§ TASKS AND EXERCISES
**A)** Copy verbatim the passage of the Citus type distribution text that begins at the words "For types that" and ends after "a composite type.".
**B)** According to the Citus type distribution text, what is returned when the DDL commands for array types are requested?
**C)** Write what follows the last line of the Citus type distribution text.

§ TEXT FOR ANALYSIS
________
There are two logical moments that types could be distributed to the worker nodes
 - When they get used ( just in time distribution )
 - When they get created ( proactive distribution )

The just in time distribution follows the model used by how schema's get created right before we are going to create a table in that schema, for types this would be when the table uses a type as its column.

The proactive distribution is suitable for situations where it is benificial to have the type on the worker nodes directly. They can later on be used in queries where an intermediate result gets created with a cast to this type.

Just in time creation is always the last resort, you cannot create a distributed table before the type gets created. A good example use case is; you have an existing postgres server that needs to scale out. By adding the citus extension, add some nodes to the cluster, and distribute the table. The type got created before citus existed. There was no moment where citus could have propagated the creation of a type.

Proactive is almost always a good option. Types are not resource intensive objects, there is no performance overhead of having 100's of types. If you want to use them in a query to represent an intermediate result (which happens in our test suite) they just work.

There is however a moment when proactive type distribution is not beneficial; in transactions where the type is used in a distributed table.

Lets assume the following transaction:

```sql
BEGIN;
CREATE TYPE tt1 AS (a int, b int);
CREATE TABLE t1 AS (a int PRIMARY KEY, b tt1);
SELECT create_distributed_table('t1', 'a');
\copy t1 FROM bigdata.csv
```

Types are node scoped objects; meaning the type exists once per worker. Shards however have best performance when they are created over their own connection. For the type to be visible on all connections it needs to be created and committed before we try to create the shards. Here the just in time situation is most beneficial and follows how we create schema's on the workers. Outside of a transaction block we will just use 1 connection to propagate the creation.

How propagation works
=================

Just in time
-----------

Just in time propagation hooks into the infrastructure introduced in #2882. It adds types as a supported object in `SupportedDependencyByCitus`. This will make sure that any object being distributed by citus that depends on types will now cascade into types. When types are depending them self on other objects they will get created first.

Creation later works by getting the ddl commands to create the object by its `ObjectAddress` in `GetDependencyCreateDDLCommands` which will dispatch types to `CreateTypeDDLCommandsIdempotent`.

For the correct walking of the graph we follow array types, when later asked for the ddl commands for array types we return `NIL` (empty list) which makes that the object will not be recorded as distributed, (its an internal type, dependant on the user type).

Proactive distribution
---------------------

When the user creates a type (composite or enum) we will have a hook running in `multi_ProcessUtility` after the command has been applied locally. Running after running locally makes that we already have an `ObjectAddress` for the type. This is required to mark the type as being distributed.

Keeping the type up to date
====================

For types that are recorded in `pg_dist_object` (eg. `IsObjectDistributed` returns true for the `ObjectAddress`) we will intercept the utility commands that alter the type.
 - `AlterTableStmt` with `relkind` set to `OBJECT_TYPE` encapsulate changes to the fields of a composite type.
 - `DropStmt` with removeType set to `OBJECT_TYPE` encapsulate `DROP TYPE`.
 - `AlterEnumStmt` encapsulates changes to enum values.
________
§ DATA PROVIDED
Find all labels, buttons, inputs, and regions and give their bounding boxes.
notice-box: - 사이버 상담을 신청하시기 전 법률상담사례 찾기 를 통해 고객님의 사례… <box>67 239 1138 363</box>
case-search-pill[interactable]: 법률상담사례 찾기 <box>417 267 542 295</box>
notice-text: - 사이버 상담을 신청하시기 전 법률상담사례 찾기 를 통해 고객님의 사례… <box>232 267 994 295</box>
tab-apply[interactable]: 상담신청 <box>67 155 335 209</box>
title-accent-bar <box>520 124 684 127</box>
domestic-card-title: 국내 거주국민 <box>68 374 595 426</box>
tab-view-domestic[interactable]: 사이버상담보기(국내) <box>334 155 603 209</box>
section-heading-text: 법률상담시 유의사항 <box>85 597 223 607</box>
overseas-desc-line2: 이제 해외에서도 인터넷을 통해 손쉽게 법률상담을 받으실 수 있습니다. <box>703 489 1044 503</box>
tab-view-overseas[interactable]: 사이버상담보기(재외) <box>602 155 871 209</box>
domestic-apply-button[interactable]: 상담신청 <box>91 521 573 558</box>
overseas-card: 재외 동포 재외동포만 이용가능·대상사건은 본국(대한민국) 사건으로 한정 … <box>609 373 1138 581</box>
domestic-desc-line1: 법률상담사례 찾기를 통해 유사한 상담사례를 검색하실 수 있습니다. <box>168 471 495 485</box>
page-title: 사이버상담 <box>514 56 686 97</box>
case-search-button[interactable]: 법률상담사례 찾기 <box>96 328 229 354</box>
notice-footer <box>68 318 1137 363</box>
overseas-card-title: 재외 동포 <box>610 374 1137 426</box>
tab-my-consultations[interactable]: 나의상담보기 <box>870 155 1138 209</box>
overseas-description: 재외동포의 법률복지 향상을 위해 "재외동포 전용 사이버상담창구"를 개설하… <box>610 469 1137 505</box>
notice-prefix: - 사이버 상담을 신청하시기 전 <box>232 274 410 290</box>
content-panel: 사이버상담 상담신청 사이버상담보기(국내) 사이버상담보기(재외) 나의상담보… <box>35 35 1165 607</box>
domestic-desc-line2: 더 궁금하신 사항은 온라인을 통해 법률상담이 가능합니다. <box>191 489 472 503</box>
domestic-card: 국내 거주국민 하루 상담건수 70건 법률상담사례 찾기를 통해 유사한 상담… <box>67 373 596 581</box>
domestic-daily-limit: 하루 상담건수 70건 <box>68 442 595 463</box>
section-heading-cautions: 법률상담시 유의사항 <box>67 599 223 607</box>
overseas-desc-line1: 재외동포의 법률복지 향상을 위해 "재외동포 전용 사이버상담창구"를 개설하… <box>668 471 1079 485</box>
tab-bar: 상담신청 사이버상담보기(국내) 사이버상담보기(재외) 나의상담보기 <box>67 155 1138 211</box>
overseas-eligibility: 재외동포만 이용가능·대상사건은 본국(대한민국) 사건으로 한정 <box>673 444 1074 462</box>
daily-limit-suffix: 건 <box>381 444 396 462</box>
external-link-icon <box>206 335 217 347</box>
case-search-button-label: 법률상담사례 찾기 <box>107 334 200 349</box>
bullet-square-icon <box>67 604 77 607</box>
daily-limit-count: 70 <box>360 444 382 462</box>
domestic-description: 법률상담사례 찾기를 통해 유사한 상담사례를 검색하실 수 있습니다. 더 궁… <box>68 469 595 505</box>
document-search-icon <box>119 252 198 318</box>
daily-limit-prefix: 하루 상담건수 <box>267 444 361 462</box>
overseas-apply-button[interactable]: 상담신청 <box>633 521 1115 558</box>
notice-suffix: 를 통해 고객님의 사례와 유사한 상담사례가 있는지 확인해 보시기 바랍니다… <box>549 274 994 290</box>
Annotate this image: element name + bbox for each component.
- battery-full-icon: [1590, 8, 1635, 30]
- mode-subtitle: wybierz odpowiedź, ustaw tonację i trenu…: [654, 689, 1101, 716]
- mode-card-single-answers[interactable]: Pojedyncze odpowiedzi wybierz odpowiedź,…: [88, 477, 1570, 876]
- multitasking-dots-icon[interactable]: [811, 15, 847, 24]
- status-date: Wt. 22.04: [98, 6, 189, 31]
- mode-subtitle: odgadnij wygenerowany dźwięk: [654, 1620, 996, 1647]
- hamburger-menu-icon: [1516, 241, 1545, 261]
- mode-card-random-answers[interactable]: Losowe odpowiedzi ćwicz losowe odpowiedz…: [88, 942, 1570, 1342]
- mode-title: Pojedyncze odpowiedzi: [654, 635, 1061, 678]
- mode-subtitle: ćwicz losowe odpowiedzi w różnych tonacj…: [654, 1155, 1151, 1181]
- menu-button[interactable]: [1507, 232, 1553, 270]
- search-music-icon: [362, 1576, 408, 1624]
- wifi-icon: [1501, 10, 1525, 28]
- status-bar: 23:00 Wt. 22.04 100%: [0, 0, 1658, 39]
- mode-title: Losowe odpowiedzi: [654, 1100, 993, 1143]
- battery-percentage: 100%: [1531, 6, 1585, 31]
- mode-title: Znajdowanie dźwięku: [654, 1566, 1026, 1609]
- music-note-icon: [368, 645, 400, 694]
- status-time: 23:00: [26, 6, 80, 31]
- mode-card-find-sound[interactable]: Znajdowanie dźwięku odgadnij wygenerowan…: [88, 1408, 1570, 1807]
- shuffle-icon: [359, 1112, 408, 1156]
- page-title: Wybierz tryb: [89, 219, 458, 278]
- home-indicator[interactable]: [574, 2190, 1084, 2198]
________
§ ACTIVITY ANSWERS
**A)**
For types that are recorded in `pg_dist_object` (eg. `IsObjectDistributed` returns true for the `ObjectAddress`) we will intercept the utility commands that alter the type.
 - `AlterTableStmt` with `relkind` set to `OBJECT_TYPE` encapsulate changes to the fields of a composite type.

**B)** `NIL` (an empty list), so the array type is not recorded as distributed.

**C)**
    Enum types can not be changed transactionally. When the execution on a worker fails a warning will be shown to the user the propagation was incomplete due to worker communication failure. An idempotent command is shown for the user to re-execute when the worker communication is fixed.

Keeping types up to date is done via the executor. Before the statement is executed locally we create a plan on how to apply it on the workers. This plan is executed after we have applied the statement locally.

All changes to types need to be done in the same transaction for types that have already been distributed and will fail with an error if parallel queries have already been executed in the same transaction. Much like foreign keys to reference tables.
2019-09-13 17:46:07 +02:00
Marco Slot bc1cc419e1 Fix could not receive query results error in regression test ouput 2018-06-14 23:33:07 +02:00
mehmet furkan şahin ef90122cd3 shard count for some of the tests are increased 2018-05-03 10:44:43 +03:00
Murat Tuncer 76f6883d5d
Add support for window functions that can be pushed down to worker (#2008)
This is the first of series of window function work.

We can now support window functions that can be pushed down to workers.
Window function must have distribution column in the partition clause
 to be pushed down.
2018-03-01 19:07:07 +03:00
Marco Slot 09c09f650f Recursively plan set operations when leaf nodes recur 2017-12-26 13:46:55 +02:00
Murat Tuncer 87c6f306f1
Fix join clause eq restrictions (#1884)
We used to error out if the join clause includes filters like
t1.a < t2.a even if other filter like t1.key = t2.key exists.

Recently we lifted that restriction in subquery planning by
not lifting that restriction and focusing on equivalance classes
provided by postgres.

This checkin forwards previously erroring out real-time queries
due to join clauses to subquery planner and let it handle the
join even if the query does not have a subquery.

We are now pushing down queries that do not have any
subqueries in it. Error message looked misleading, changed to a more descriptive one.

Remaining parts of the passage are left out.